:: MATERIAL TO PROCESS ::
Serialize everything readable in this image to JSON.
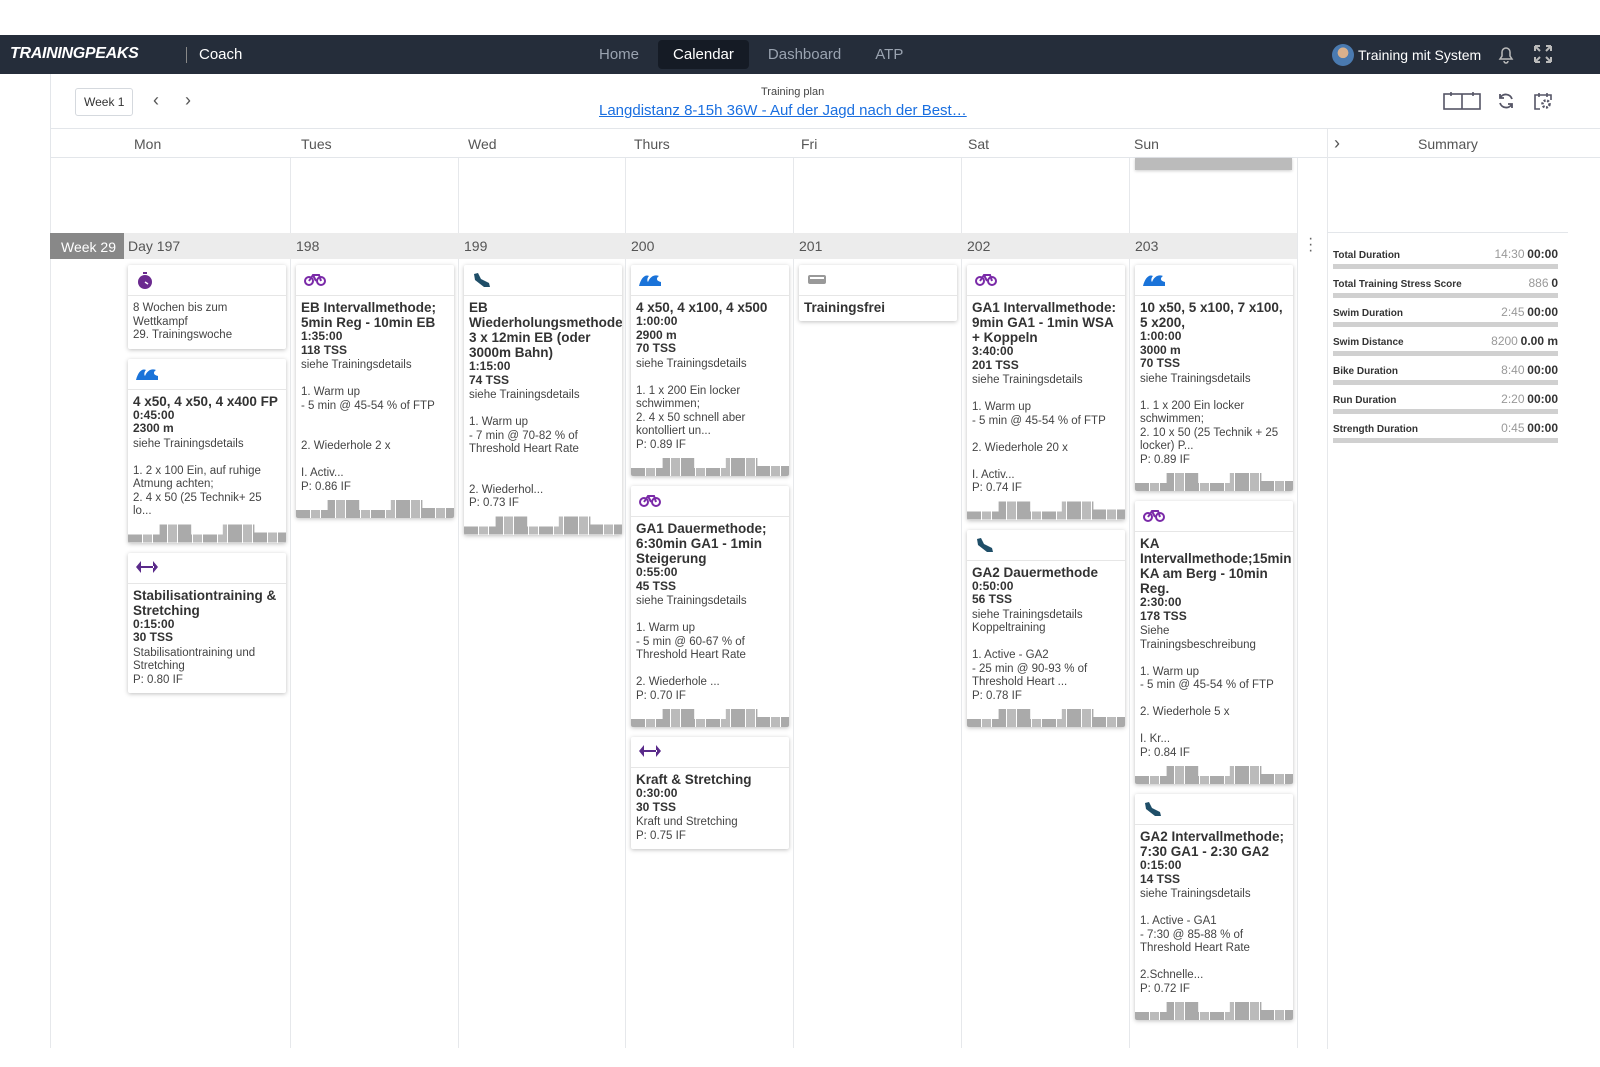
{
  "nav": {
    "logo": "TRAININGPEAKS",
    "role": "Coach",
    "items": [
      "Home",
      "Calendar",
      "Dashboard",
      "ATP"
    ],
    "active": "Calendar",
    "user": "Training mit System"
  },
  "toolbar": {
    "week": "Week 1",
    "plan_label": "Training plan",
    "plan_title": "Langdistanz 8-15h 36W - Auf der Jagd nach der Best…"
  },
  "days": [
    "Mon",
    "Tues",
    "Wed",
    "Thurs",
    "Fri",
    "Sat",
    "Sun"
  ],
  "summary_header": "Summary",
  "week": {
    "label": "Week 29",
    "day_numbers": [
      "Day 197",
      "198",
      "199",
      "200",
      "201",
      "202",
      "203"
    ]
  },
  "columns": [
    {
      "cards": [
        {
          "icon": "stopwatch",
          "color": "#6b2a8f",
          "title": "",
          "lines": [],
          "desc": "8 Wochen bis zum\nWettkampf\n29. Trainingswoche",
          "graph": false
        },
        {
          "icon": "swim",
          "color": "#1a73d9",
          "title": "4 x50, 4 x50, 4 x400 FP",
          "lines": [
            "0:45:00",
            "2300 m"
          ],
          "desc": "siehe Trainingsdetails\n\n1. 2 x 100 Ein, auf ruhige Atmung achten;\n2. 4 x 50 (25 Technik+ 25 lo...",
          "graph": true
        },
        {
          "icon": "strength",
          "color": "#5a2a8a",
          "title": "Stabilisationtraining & Stretching",
          "lines": [
            "0:15:00",
            "30 TSS"
          ],
          "desc": "Stabilisationtraining und Stretching\nP: 0.80 IF",
          "graph": false
        }
      ]
    },
    {
      "cards": [
        {
          "icon": "bike",
          "color": "#7a2aa8",
          "title": "EB Intervallmethode; 5min Reg - 10min EB",
          "lines": [
            "1:35:00",
            "118 TSS"
          ],
          "desc": "siehe Trainingsdetails\n\n1. Warm up\n- 5 min @ 45-54 % of FTP\n\n\n2. Wiederhole 2 x\n\nI. Activ...\nP: 0.86 IF",
          "graph": true
        }
      ]
    },
    {
      "cards": [
        {
          "icon": "run",
          "color": "#1f4e68",
          "title": "EB Wiederholungsmethode: 3 x 12min EB (oder 3000m Bahn)",
          "lines": [
            "1:15:00",
            "74 TSS"
          ],
          "desc": "siehe Trainingsdetails\n\n1. Warm up\n- 7 min @ 70-82 % of Threshold Heart Rate\n\n\n2. Wiederhol...\nP: 0.73 IF",
          "graph": true
        }
      ]
    },
    {
      "cards": [
        {
          "icon": "swim",
          "color": "#1a73d9",
          "title": "4 x50, 4 x100, 4 x500",
          "lines": [
            "1:00:00",
            "2900 m",
            "70 TSS"
          ],
          "desc": "siehe Trainingsdetails\n\n1. 1 x 200 Ein locker schwimmen;\n2. 4 x 50 schnell aber kontolliert un...\nP: 0.89 IF",
          "graph": true
        },
        {
          "icon": "bike",
          "color": "#7a2aa8",
          "title": "GA1 Dauermethode; 6:30min GA1 - 1min Steigerung",
          "lines": [
            "0:55:00",
            "45 TSS"
          ],
          "desc": "siehe Trainingsdetails\n\n1. Warm up\n- 5 min @ 60-67 % of Threshold Heart Rate\n\n2. Wiederhole ...\nP: 0.70 IF",
          "graph": true
        },
        {
          "icon": "strength",
          "color": "#5a2a8a",
          "title": "Kraft & Stretching",
          "lines": [
            "0:30:00",
            "30 TSS"
          ],
          "desc": "Kraft und Stretching\nP: 0.75 IF",
          "graph": false
        }
      ]
    },
    {
      "cards": [
        {
          "icon": "day-off",
          "color": "#999999",
          "title": "Trainingsfrei",
          "lines": [],
          "desc": "",
          "graph": false
        }
      ]
    },
    {
      "cards": [
        {
          "icon": "bike",
          "color": "#7a2aa8",
          "title": "GA1 Intervallmethode: 9min GA1 - 1min WSA + Koppeln",
          "lines": [
            "3:40:00",
            "201 TSS"
          ],
          "desc": "siehe Trainingsdetails\n\n1. Warm up\n- 5 min @ 45-54 % of FTP\n\n2. Wiederhole 20 x\n\nI. Activ...\nP: 0.74 IF",
          "graph": true
        },
        {
          "icon": "run",
          "color": "#1f4e68",
          "title": "GA2 Dauermethode",
          "lines": [
            "0:50:00",
            "56 TSS"
          ],
          "desc": "siehe Trainingsdetails\nKoppeltraining\n\n1. Active - GA2\n- 25 min @ 90-93 % of Threshold Heart ...\nP: 0.78 IF",
          "graph": true
        }
      ]
    },
    {
      "cards": [
        {
          "icon": "swim",
          "color": "#1a73d9",
          "title": "10 x50, 5 x100, 7 x100, 5 x200,",
          "lines": [
            "1:00:00",
            "3000 m",
            "70 TSS"
          ],
          "desc": "siehe Trainingsdetails\n\n1. 1 x 200 Ein locker schwimmen;\n2. 10 x 50 (25 Technik + 25 locker) P...\nP: 0.89 IF",
          "graph": true
        },
        {
          "icon": "bike",
          "color": "#7a2aa8",
          "title": "KA Intervallmethode;15min KA am Berg - 10min Reg.",
          "lines": [
            "2:30:00",
            "178 TSS"
          ],
          "desc": "Siehe Trainingsbeschreibung\n\n1. Warm up\n- 5 min @ 45-54 % of FTP\n\n2. Wiederhole 5 x\n\nI. Kr...\nP: 0.84 IF",
          "graph": true
        },
        {
          "icon": "run",
          "color": "#1f4e68",
          "title": "GA2 Intervallmethode; 7:30 GA1 - 2:30 GA2",
          "lines": [
            "0:15:00",
            "14 TSS"
          ],
          "desc": "siehe Trainingsdetails\n\n1. Active - GA1\n- 7:30 @ 85-88 % of Threshold Heart Rate\n\n2.Schnelle...\nP: 0.72 IF",
          "graph": true
        }
      ]
    }
  ],
  "summary": [
    {
      "label": "Total Duration",
      "planned": "14:30",
      "actual": "00:00"
    },
    {
      "label": "Total Training Stress Score",
      "planned": "886",
      "actual": "0"
    },
    {
      "label": "Swim Duration",
      "planned": "2:45",
      "actual": "00:00"
    },
    {
      "label": "Swim Distance",
      "planned": "8200",
      "actual": "0.00 m"
    },
    {
      "label": "Bike Duration",
      "planned": "8:40",
      "actual": "00:00"
    },
    {
      "label": "Run Duration",
      "planned": "2:20",
      "actual": "00:00"
    },
    {
      "label": "Strength Duration",
      "planned": "0:45",
      "actual": "00:00"
    }
  ]
}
:::
# DO THIS
Restate the whole of the material word for word without the pictures.

# RESULT OF THE TASK
Serialize everything readable in this image to JSON.
{
  "nav": {
    "logo": "TRAININGPEAKS",
    "role": "Coach",
    "items": [
      "Home",
      "Calendar",
      "Dashboard",
      "ATP"
    ],
    "active": "Calendar",
    "user": "Training mit System"
  },
  "toolbar": {
    "week": "Week 1",
    "plan_label": "Training plan",
    "plan_title": "Langdistanz 8-15h 36W - Auf der Jagd nach der Best…"
  },
  "days": [
    "Mon",
    "Tues",
    "Wed",
    "Thurs",
    "Fri",
    "Sat",
    "Sun"
  ],
  "summary_header": "Summary",
  "week": {
    "label": "Week 29",
    "day_numbers": [
      "Day 197",
      "198",
      "199",
      "200",
      "201",
      "202",
      "203"
    ]
  },
  "columns": [
    {
      "cards": [
        {
          "icon": "stopwatch",
          "color": "#6b2a8f",
          "title": "",
          "lines": [],
          "desc": "8 Wochen bis zum\nWettkampf\n29. Trainingswoche",
          "graph": false
        },
        {
          "icon": "swim",
          "color": "#1a73d9",
          "title": "4 x50, 4 x50, 4 x400 FP",
          "lines": [
            "0:45:00",
            "2300 m"
          ],
          "desc": "siehe Trainingsdetails\n\n1. 2 x 100 Ein, auf ruhige Atmung achten;\n2. 4 x 50 (25 Technik+ 25 lo...",
          "graph": true
        },
        {
          "icon": "strength",
          "color": "#5a2a8a",
          "title": "Stabilisationtraining & Stretching",
          "lines": [
            "0:15:00",
            "30 TSS"
          ],
          "desc": "Stabilisationtraining und Stretching\nP: 0.80 IF",
          "graph": false
        }
      ]
    },
    {
      "cards": [
        {
          "icon": "bike",
          "color": "#7a2aa8",
          "title": "EB Intervallmethode; 5min Reg - 10min EB",
          "lines": [
            "1:35:00",
            "118 TSS"
          ],
          "desc": "siehe Trainingsdetails\n\n1. Warm up\n- 5 min @ 45-54 % of FTP\n\n\n2. Wiederhole 2 x\n\nI. Activ...\nP: 0.86 IF",
          "graph": true
        }
      ]
    },
    {
      "cards": [
        {
          "icon": "run",
          "color": "#1f4e68",
          "title": "EB Wiederholungsmethode: 3 x 12min EB (oder 3000m Bahn)",
          "lines": [
            "1:15:00",
            "74 TSS"
          ],
          "desc": "siehe Trainingsdetails\n\n1. Warm up\n- 7 min @ 70-82 % of Threshold Heart Rate\n\n\n2. Wiederhol...\nP: 0.73 IF",
          "graph": true
        }
      ]
    },
    {
      "cards": [
        {
          "icon": "swim",
          "color": "#1a73d9",
          "title": "4 x50, 4 x100, 4 x500",
          "lines": [
            "1:00:00",
            "2900 m",
            "70 TSS"
          ],
          "desc": "siehe Trainingsdetails\n\n1. 1 x 200 Ein locker schwimmen;\n2. 4 x 50 schnell aber kontolliert un...\nP: 0.89 IF",
          "graph": true
        },
        {
          "icon": "bike",
          "color": "#7a2aa8",
          "title": "GA1 Dauermethode; 6:30min GA1 - 1min Steigerung",
          "lines": [
            "0:55:00",
            "45 TSS"
          ],
          "desc": "siehe Trainingsdetails\n\n1. Warm up\n- 5 min @ 60-67 % of Threshold Heart Rate\n\n2. Wiederhole ...\nP: 0.70 IF",
          "graph": true
        },
        {
          "icon": "strength",
          "color": "#5a2a8a",
          "title": "Kraft & Stretching",
          "lines": [
            "0:30:00",
            "30 TSS"
          ],
          "desc": "Kraft und Stretching\nP: 0.75 IF",
          "graph": false
        }
      ]
    },
    {
      "cards": [
        {
          "icon": "day-off",
          "color": "#999999",
          "title": "Trainingsfrei",
          "lines": [],
          "desc": "",
          "graph": false
        }
      ]
    },
    {
      "cards": [
        {
          "icon": "bike",
          "color": "#7a2aa8",
          "title": "GA1 Intervallmethode: 9min GA1 - 1min WSA + Koppeln",
          "lines": [
            "3:40:00",
            "201 TSS"
          ],
          "desc": "siehe Trainingsdetails\n\n1. Warm up\n- 5 min @ 45-54 % of FTP\n\n2. Wiederhole 20 x\n\nI. Activ...\nP: 0.74 IF",
          "graph": true
        },
        {
          "icon": "run",
          "color": "#1f4e68",
          "title": "GA2 Dauermethode",
          "lines": [
            "0:50:00",
            "56 TSS"
          ],
          "desc": "siehe Trainingsdetails\nKoppeltraining\n\n1. Active - GA2\n- 25 min @ 90-93 % of Threshold Heart ...\nP: 0.78 IF",
          "graph": true
        }
      ]
    },
    {
      "cards": [
        {
          "icon": "swim",
          "color": "#1a73d9",
          "title": "10 x50, 5 x100, 7 x100, 5 x200,",
          "lines": [
            "1:00:00",
            "3000 m",
            "70 TSS"
          ],
          "desc": "siehe Trainingsdetails\n\n1. 1 x 200 Ein locker schwimmen;\n2. 10 x 50 (25 Technik + 25 locker) P...\nP: 0.89 IF",
          "graph": true
        },
        {
          "icon": "bike",
          "color": "#7a2aa8",
          "title": "KA Intervallmethode;15min KA am Berg - 10min Reg.",
          "lines": [
            "2:30:00",
            "178 TSS"
          ],
          "desc": "Siehe Trainingsbeschreibung\n\n1. Warm up\n- 5 min @ 45-54 % of FTP\n\n2. Wiederhole 5 x\n\nI. Kr...\nP: 0.84 IF",
          "graph": true
        },
        {
          "icon": "run",
          "color": "#1f4e68",
          "title": "GA2 Intervallmethode; 7:30 GA1 - 2:30 GA2",
          "lines": [
            "0:15:00",
            "14 TSS"
          ],
          "desc": "siehe Trainingsdetails\n\n1. Active - GA1\n- 7:30 @ 85-88 % of Threshold Heart Rate\n\n2.Schnelle...\nP: 0.72 IF",
          "graph": true
        }
      ]
    }
  ],
  "summary": [
    {
      "label": "Total Duration",
      "planned": "14:30",
      "actual": "00:00"
    },
    {
      "label": "Total Training Stress Score",
      "planned": "886",
      "actual": "0"
    },
    {
      "label": "Swim Duration",
      "planned": "2:45",
      "actual": "00:00"
    },
    {
      "label": "Swim Distance",
      "planned": "8200",
      "actual": "0.00 m"
    },
    {
      "label": "Bike Duration",
      "planned": "8:40",
      "actual": "00:00"
    },
    {
      "label": "Run Duration",
      "planned": "2:20",
      "actual": "00:00"
    },
    {
      "label": "Strength Duration",
      "planned": "0:45",
      "actual": "00:00"
    }
  ]
}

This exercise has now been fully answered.